[Stored data entries]
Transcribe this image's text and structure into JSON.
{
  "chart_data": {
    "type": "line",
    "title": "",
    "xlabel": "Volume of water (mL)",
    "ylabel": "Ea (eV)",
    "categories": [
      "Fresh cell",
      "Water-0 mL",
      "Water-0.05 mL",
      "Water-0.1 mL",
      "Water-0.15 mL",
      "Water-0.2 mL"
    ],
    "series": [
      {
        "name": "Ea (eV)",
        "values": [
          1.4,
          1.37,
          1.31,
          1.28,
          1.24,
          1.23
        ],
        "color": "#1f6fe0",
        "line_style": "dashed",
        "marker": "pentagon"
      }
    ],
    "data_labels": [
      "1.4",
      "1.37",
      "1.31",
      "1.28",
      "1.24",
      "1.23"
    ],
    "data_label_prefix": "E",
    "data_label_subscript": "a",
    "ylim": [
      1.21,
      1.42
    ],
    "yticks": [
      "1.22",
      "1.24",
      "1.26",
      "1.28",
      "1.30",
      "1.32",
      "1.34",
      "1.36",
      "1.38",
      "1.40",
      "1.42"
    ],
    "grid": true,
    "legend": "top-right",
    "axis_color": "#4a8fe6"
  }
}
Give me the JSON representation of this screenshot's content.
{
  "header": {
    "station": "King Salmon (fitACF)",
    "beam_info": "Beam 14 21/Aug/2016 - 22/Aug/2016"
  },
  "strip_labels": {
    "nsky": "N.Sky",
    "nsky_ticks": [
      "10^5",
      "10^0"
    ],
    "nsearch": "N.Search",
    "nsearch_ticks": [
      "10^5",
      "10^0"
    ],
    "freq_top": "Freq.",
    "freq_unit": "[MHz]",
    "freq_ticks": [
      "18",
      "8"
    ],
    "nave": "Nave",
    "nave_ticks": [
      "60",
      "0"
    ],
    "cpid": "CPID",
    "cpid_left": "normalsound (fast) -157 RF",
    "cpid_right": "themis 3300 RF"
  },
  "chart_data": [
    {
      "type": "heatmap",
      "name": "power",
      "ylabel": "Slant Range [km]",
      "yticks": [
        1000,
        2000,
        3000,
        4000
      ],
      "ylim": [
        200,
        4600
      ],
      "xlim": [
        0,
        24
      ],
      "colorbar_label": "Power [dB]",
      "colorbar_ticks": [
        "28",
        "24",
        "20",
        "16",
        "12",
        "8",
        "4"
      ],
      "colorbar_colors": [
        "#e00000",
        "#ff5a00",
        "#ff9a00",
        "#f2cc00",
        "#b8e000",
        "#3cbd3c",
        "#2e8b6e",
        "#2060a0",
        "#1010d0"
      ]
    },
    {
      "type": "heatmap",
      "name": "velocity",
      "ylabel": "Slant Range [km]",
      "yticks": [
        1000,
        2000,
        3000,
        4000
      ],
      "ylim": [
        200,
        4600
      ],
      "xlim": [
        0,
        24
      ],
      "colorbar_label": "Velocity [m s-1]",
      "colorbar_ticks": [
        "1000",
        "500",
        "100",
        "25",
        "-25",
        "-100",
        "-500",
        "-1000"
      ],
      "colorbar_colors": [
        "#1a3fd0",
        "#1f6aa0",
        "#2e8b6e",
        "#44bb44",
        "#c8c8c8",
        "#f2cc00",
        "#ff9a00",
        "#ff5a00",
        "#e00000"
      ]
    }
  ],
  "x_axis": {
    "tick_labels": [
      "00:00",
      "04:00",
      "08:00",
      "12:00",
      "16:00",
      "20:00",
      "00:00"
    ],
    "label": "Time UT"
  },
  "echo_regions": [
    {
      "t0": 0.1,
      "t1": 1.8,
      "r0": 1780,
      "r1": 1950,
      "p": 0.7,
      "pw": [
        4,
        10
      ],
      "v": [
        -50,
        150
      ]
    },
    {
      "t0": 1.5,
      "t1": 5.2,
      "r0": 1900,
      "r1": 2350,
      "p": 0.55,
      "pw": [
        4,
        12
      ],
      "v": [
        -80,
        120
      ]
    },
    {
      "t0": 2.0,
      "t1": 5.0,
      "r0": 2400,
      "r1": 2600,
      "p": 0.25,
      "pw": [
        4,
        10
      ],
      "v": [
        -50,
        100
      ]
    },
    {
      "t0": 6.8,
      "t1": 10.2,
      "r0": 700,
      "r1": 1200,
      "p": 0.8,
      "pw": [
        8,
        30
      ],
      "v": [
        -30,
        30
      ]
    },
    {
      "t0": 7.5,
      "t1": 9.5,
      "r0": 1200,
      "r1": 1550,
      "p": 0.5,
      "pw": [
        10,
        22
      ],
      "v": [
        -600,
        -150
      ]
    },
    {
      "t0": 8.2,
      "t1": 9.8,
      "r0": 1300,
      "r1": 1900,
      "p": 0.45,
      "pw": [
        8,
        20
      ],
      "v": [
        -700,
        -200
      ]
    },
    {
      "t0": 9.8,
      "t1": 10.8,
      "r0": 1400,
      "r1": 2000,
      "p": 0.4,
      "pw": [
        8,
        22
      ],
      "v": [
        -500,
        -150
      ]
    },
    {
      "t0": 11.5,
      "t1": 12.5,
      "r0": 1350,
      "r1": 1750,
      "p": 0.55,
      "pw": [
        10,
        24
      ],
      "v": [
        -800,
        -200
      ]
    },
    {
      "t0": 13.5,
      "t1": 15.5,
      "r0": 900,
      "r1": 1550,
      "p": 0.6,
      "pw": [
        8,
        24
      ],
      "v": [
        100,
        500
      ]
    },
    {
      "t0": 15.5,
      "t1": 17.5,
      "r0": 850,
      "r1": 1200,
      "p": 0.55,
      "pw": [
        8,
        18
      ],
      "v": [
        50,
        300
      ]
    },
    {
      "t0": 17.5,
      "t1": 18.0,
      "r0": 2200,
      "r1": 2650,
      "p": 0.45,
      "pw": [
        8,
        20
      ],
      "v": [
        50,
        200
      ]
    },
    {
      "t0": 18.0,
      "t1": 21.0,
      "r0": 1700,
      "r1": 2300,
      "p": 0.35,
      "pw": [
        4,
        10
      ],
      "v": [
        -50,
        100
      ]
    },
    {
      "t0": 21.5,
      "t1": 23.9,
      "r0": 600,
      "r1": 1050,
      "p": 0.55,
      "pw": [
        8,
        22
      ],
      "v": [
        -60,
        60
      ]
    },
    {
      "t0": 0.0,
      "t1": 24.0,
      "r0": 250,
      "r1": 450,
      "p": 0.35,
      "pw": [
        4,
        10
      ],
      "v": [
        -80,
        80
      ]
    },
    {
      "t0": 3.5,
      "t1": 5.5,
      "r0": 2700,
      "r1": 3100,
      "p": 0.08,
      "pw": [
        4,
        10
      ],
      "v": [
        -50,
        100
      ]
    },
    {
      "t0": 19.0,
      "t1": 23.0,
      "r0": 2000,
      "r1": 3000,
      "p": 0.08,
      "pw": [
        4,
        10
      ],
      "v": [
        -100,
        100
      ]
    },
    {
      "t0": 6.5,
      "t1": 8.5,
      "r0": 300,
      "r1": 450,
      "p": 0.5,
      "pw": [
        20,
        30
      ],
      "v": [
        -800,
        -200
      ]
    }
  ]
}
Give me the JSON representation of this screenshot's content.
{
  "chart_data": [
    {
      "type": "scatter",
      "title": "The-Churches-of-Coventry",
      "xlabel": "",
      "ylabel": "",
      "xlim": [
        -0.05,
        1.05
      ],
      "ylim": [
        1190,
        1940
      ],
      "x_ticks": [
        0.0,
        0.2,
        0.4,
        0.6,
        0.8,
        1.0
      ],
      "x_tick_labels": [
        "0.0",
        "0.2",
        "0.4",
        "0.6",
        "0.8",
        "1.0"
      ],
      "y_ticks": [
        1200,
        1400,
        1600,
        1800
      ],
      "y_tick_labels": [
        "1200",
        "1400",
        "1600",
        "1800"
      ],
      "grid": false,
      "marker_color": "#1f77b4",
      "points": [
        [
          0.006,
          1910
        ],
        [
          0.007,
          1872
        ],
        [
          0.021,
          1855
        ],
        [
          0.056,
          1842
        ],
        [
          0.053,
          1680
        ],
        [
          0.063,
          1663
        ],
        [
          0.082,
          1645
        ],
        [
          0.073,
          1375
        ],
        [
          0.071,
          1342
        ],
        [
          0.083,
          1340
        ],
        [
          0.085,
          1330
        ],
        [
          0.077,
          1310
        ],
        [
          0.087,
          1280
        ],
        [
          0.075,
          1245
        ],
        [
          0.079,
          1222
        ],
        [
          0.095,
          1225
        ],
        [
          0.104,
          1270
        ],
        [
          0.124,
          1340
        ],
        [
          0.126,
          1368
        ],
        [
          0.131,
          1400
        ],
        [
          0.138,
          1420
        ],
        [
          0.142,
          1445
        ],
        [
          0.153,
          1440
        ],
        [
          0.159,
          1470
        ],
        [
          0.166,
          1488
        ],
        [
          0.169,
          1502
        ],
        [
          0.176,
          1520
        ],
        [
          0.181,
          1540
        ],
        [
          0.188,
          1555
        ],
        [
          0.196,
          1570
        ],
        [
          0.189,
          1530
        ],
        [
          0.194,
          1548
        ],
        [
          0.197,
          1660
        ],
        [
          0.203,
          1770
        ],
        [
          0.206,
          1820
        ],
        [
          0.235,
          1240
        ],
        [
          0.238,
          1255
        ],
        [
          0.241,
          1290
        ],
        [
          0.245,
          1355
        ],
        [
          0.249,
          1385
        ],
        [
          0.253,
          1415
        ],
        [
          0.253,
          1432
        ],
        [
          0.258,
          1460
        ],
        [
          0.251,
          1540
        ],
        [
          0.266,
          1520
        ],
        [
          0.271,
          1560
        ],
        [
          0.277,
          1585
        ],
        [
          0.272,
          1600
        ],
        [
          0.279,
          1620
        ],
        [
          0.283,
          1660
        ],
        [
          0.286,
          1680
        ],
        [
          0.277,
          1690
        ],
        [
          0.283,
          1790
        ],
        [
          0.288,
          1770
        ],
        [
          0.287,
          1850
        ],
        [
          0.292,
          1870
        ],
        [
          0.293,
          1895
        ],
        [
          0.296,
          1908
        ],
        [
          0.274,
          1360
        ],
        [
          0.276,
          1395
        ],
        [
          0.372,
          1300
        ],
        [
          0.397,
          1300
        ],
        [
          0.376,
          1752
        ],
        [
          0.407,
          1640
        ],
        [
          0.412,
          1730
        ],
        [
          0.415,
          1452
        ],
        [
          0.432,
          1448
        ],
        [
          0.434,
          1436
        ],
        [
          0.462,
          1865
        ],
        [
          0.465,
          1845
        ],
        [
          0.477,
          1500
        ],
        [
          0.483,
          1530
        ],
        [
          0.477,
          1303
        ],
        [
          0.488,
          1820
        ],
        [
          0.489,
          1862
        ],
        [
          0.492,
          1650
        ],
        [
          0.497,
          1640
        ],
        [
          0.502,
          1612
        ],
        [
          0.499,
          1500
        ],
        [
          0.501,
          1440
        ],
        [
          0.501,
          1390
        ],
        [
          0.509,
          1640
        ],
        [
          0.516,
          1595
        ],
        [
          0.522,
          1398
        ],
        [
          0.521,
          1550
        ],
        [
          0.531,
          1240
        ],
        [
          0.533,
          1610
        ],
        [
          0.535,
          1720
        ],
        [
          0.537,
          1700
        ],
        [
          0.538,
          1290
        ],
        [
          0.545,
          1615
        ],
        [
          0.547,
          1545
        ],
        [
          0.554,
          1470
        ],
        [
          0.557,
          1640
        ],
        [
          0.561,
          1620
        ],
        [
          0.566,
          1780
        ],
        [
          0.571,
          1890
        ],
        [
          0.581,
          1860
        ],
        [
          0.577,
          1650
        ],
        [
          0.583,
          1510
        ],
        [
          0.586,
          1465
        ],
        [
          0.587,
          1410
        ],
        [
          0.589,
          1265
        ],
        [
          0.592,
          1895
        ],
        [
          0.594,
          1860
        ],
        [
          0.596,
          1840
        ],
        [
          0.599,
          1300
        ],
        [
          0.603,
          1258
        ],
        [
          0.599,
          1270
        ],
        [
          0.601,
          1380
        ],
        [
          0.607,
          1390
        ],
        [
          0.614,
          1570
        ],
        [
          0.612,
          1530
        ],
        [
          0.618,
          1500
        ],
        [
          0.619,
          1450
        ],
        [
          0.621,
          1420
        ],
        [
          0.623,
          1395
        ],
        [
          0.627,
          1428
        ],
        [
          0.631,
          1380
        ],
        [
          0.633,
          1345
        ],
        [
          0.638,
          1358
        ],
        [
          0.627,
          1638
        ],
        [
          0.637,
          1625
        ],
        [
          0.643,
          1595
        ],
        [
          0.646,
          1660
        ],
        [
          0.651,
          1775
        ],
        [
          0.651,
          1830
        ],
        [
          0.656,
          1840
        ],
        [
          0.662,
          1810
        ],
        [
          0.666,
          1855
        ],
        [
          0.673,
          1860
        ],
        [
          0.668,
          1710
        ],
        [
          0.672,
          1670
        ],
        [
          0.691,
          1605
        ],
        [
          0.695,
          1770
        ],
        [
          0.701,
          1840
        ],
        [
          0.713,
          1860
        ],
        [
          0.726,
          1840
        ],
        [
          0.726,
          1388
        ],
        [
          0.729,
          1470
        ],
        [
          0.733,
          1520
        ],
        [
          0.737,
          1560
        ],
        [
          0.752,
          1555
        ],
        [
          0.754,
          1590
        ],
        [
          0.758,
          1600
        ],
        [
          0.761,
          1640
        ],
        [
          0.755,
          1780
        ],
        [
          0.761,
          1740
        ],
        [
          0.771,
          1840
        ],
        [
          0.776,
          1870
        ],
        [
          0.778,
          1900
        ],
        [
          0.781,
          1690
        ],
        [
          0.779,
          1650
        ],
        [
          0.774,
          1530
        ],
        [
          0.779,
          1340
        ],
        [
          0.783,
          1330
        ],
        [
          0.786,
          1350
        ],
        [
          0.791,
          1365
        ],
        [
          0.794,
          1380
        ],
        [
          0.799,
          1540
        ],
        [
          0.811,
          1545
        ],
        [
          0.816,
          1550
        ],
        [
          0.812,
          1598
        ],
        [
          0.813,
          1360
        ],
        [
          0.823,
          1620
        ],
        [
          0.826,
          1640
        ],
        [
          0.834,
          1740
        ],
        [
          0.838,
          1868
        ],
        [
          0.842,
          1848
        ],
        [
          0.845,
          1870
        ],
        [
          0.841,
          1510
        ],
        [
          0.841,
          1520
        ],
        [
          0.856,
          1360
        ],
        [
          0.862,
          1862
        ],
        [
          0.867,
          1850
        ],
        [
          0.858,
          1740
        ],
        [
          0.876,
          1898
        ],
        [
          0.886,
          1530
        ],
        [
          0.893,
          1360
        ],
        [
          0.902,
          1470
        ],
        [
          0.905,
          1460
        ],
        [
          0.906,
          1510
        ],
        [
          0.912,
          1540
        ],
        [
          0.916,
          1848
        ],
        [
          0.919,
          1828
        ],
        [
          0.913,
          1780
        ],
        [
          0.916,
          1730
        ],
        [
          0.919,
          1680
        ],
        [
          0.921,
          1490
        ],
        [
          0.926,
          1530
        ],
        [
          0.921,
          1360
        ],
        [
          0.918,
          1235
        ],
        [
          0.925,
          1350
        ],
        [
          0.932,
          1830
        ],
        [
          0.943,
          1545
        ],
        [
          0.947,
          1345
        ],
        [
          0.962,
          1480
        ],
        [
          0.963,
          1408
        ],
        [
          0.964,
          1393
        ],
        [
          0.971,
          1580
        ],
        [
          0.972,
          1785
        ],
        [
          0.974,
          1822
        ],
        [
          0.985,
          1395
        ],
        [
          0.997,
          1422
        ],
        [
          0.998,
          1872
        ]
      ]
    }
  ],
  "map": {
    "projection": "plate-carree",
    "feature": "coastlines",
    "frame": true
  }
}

• Problem requirements:
Find every line with the word "ylabel" and state how many there are, with no other words.

• Solution to this task:
4